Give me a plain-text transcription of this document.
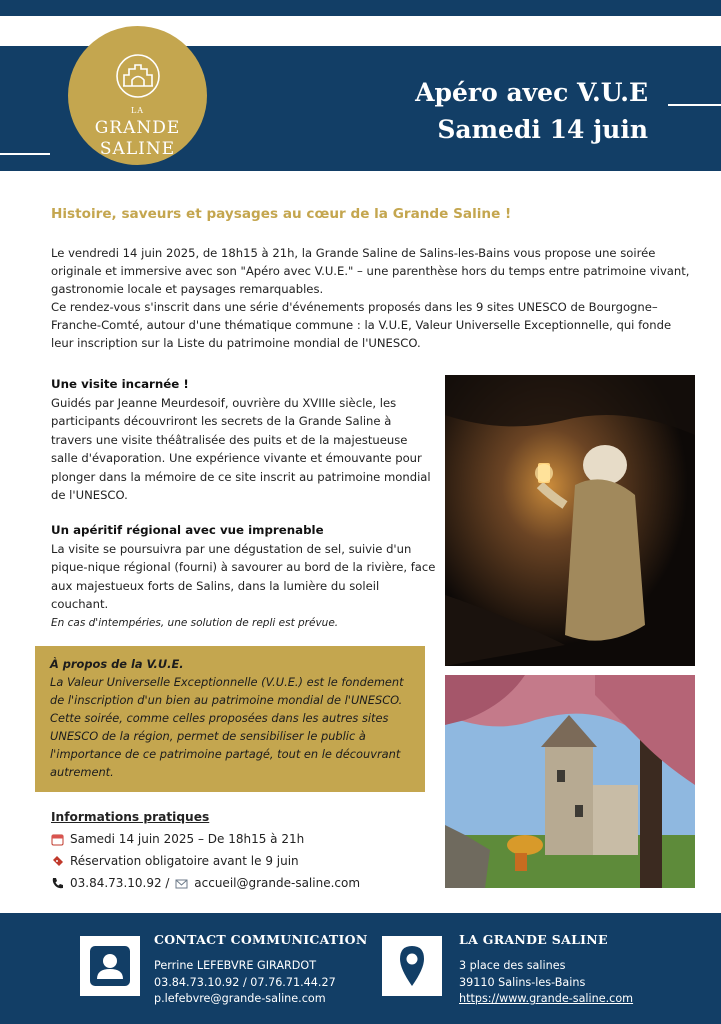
Apéro avec V.U.E
Samedi 14 juin
LA
GRANDE
SALINE
Histoire, saveurs et paysages au cœur de la Grande Saline !

Le vendredi 14 juin 2025, de 18h15 à 21h, la Grande Saline de Salins-les-Bains vous propose une soirée originale et immersive avec son "Apéro avec V.U.E." – une parenthèse hors du temps entre patrimoine vivant, gastronomie locale et paysages remarquables.

Ce rendez-vous s'inscrit dans une série d'événements proposés dans les 9 sites UNESCO de Bourgogne–Franche-Comté, autour d'une thématique commune : la V.U.E, Valeur Universelle Exceptionnelle, qui fonde leur inscription sur la Liste du patrimoine mondial de l'UNESCO.

Une visite incarnée !

Guidés par Jeanne Meurdesoif, ouvrière du XVIIIe siècle, les participants découvriront les secrets de la Grande Saline à travers une visite théâtralisée des puits et de la majestueuse salle d'évaporation. Une expérience vivante et émouvante pour plonger dans la mémoire de ce site inscrit au patrimoine mondial de l'UNESCO.

Un apéritif régional avec vue imprenable

La visite se poursuivra par une dégustation de sel, suivie d'un pique-nique régional (fourni) à savourer au bord de la rivière, face aux majestueux forts de Salins, dans la lumière du soleil couchant.

En cas d'intempéries, une solution de repli est prévue.

À propos de la V.U.E.

La Valeur Universelle Exceptionnelle (V.U.E.) est le fondement de l'inscription d'un bien au patrimoine mondial de l'UNESCO. Cette soirée, comme celles proposées dans les autres sites UNESCO de la région, permet de sensibiliser le public à l'importance de ce patrimoine partagé, tout en le découvrant autrement.

Informations pratiques
Samedi 14 juin 2025 – De 18h15 à 21h
Réservation obligatoire avant le 9 juin
03.84.73.10.92 / accueil@grande-saline.com
CONTACT COMMUNICATION
Perrine LEFEBVRE GIRARDOT
03.84.73.10.92 / 07.76.71.44.27
p.lefebvre@grande-saline.com
LA GRANDE SALINE
3 place des salines
39110 Salins-les-Bains
https://www.grande-saline.com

□ □ □ □ □

### WRITTEN PROBLEM
Every entry must be reproduced exactly, with the images left out.

### WRITTEN RESPONSE
Give me a plain-text transcription of this document.
Apéro avec V.U.E
Samedi 14 juin
LA
GRANDE
SALINE
Histoire, saveurs et paysages au cœur de la Grande Saline !

Le vendredi 14 juin 2025, de 18h15 à 21h, la Grande Saline de Salins-les-Bains vous propose une soirée originale et immersive avec son "Apéro avec V.U.E." – une parenthèse hors du temps entre patrimoine vivant, gastronomie locale et paysages remarquables.

Ce rendez-vous s'inscrit dans une série d'événements proposés dans les 9 sites UNESCO de Bourgogne–Franche-Comté, autour d'une thématique commune : la V.U.E, Valeur Universelle Exceptionnelle, qui fonde leur inscription sur la Liste du patrimoine mondial de l'UNESCO.

Une visite incarnée !

Guidés par Jeanne Meurdesoif, ouvrière du XVIIIe siècle, les participants découvriront les secrets de la Grande Saline à travers une visite théâtralisée des puits et de la majestueuse salle d'évaporation. Une expérience vivante et émouvante pour plonger dans la mémoire de ce site inscrit au patrimoine mondial de l'UNESCO.

Un apéritif régional avec vue imprenable

La visite se poursuivra par une dégustation de sel, suivie d'un pique-nique régional (fourni) à savourer au bord de la rivière, face aux majestueux forts de Salins, dans la lumière du soleil couchant.

En cas d'intempéries, une solution de repli est prévue.

À propos de la V.U.E.

La Valeur Universelle Exceptionnelle (V.U.E.) est le fondement de l'inscription d'un bien au patrimoine mondial de l'UNESCO. Cette soirée, comme celles proposées dans les autres sites UNESCO de la région, permet de sensibiliser le public à l'importance de ce patrimoine partagé, tout en le découvrant autrement.

Informations pratiques
Samedi 14 juin 2025 – De 18h15 à 21h
Réservation obligatoire avant le 9 juin
03.84.73.10.92 / accueil@grande-saline.com
CONTACT COMMUNICATION
Perrine LEFEBVRE GIRARDOT
03.84.73.10.92 / 07.76.71.44.27
p.lefebvre@grande-saline.com
LA GRANDE SALINE
3 place des salines
39110 Salins-les-Bains
https://www.grande-saline.com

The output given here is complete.